--- Begin ---

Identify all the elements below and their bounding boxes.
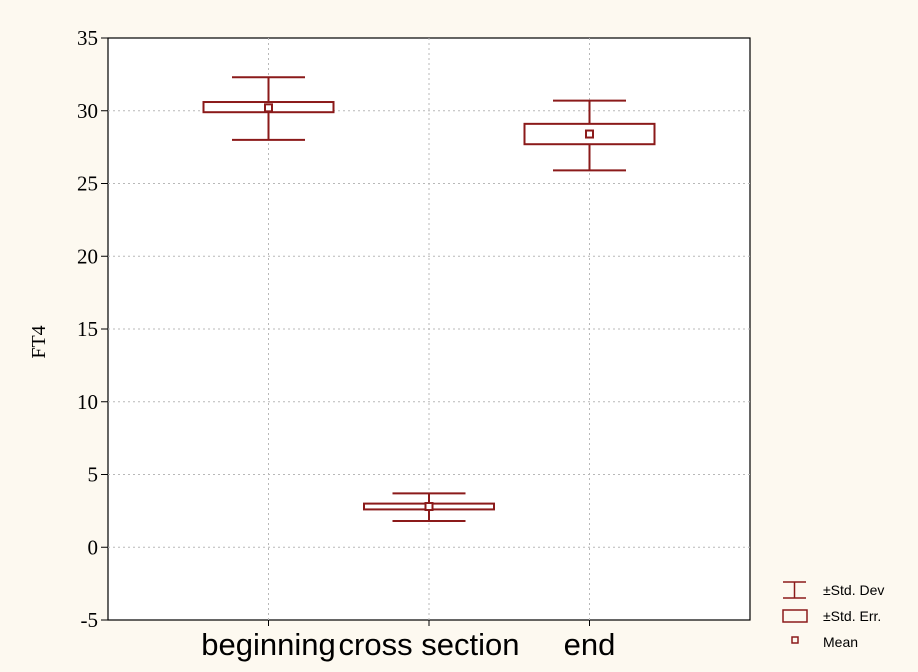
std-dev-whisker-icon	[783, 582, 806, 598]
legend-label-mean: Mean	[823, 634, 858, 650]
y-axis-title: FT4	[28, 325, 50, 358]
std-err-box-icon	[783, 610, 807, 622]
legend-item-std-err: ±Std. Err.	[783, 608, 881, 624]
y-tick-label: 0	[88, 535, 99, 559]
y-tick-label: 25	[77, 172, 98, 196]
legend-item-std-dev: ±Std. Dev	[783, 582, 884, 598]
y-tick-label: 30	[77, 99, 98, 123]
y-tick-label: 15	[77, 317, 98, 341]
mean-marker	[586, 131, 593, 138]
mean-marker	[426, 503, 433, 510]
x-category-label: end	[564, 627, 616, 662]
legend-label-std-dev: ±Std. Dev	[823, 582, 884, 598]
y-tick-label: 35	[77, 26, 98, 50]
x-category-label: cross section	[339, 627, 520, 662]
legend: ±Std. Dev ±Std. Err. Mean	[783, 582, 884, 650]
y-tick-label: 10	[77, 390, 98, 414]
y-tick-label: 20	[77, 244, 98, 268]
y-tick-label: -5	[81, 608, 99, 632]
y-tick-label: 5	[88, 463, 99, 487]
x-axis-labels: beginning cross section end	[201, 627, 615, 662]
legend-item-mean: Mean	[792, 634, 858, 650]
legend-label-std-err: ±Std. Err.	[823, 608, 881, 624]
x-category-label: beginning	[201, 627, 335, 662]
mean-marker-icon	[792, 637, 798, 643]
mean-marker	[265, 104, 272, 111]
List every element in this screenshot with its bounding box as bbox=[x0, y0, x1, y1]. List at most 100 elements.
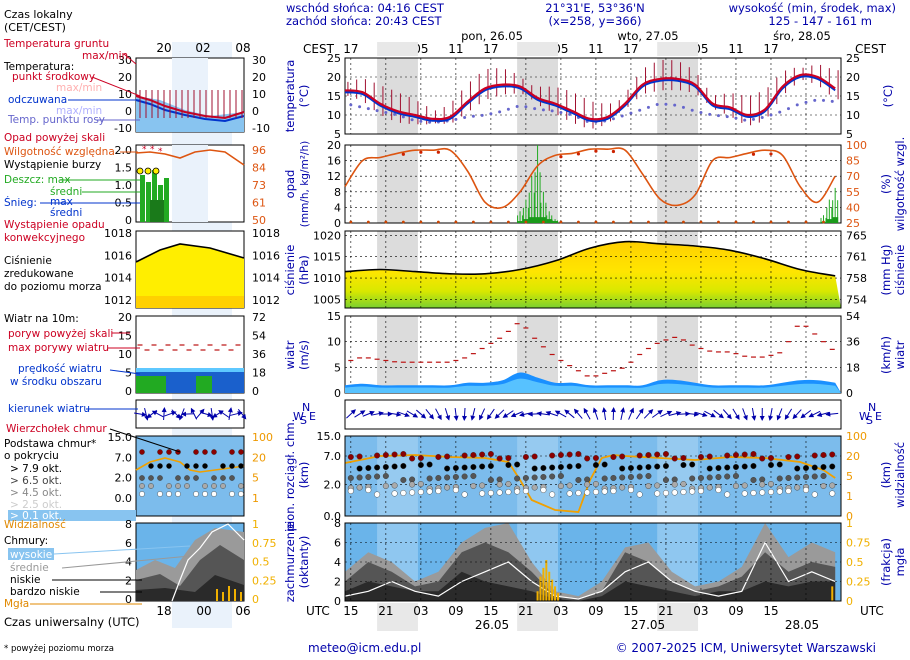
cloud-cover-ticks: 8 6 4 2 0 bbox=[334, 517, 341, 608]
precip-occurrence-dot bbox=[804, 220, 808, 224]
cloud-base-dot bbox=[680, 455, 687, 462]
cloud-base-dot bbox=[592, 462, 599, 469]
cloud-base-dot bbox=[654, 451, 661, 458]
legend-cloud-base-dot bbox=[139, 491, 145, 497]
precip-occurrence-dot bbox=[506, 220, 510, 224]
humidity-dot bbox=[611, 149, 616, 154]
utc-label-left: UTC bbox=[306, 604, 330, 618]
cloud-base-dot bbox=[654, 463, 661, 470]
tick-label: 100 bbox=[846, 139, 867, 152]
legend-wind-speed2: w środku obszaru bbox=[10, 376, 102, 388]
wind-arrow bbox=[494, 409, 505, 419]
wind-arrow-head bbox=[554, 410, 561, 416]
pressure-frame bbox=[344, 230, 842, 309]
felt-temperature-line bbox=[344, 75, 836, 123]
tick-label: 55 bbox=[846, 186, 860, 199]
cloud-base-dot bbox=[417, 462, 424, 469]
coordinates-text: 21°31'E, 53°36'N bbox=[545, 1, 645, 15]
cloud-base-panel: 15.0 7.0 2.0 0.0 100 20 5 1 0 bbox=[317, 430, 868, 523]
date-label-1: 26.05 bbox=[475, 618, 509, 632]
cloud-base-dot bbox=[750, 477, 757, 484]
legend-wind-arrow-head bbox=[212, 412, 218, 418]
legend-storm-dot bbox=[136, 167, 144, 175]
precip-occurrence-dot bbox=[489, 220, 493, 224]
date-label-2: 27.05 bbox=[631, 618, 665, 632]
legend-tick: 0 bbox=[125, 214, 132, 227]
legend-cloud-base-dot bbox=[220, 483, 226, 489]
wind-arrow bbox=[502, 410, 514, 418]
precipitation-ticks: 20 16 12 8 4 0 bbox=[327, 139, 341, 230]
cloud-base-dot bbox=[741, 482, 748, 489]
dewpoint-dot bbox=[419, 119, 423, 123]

--- End ---

### Prompt
List each line of the material above that contains the string "cloud". The match is case-sensitive.

### Solution for this task
cloud-cover-ticks: 8 6 4 2 0 bbox=[334, 517, 341, 608]
cloud-base-dot bbox=[680, 455, 687, 462]
cloud-base-dot bbox=[592, 462, 599, 469]
cloud-base-dot bbox=[654, 451, 661, 458]
legend-cloud-base-dot bbox=[139, 491, 145, 497]
cloud-base-dot bbox=[654, 463, 661, 470]
cloud-base-dot bbox=[417, 462, 424, 469]
cloud-base-panel: 15.0 7.0 2.0 0.0 100 20 5 1 0 bbox=[317, 430, 868, 523]
cloud-base-dot bbox=[750, 477, 757, 484]
legend-cloud-base-dot bbox=[220, 483, 226, 489]
cloud-base-dot bbox=[741, 482, 748, 489]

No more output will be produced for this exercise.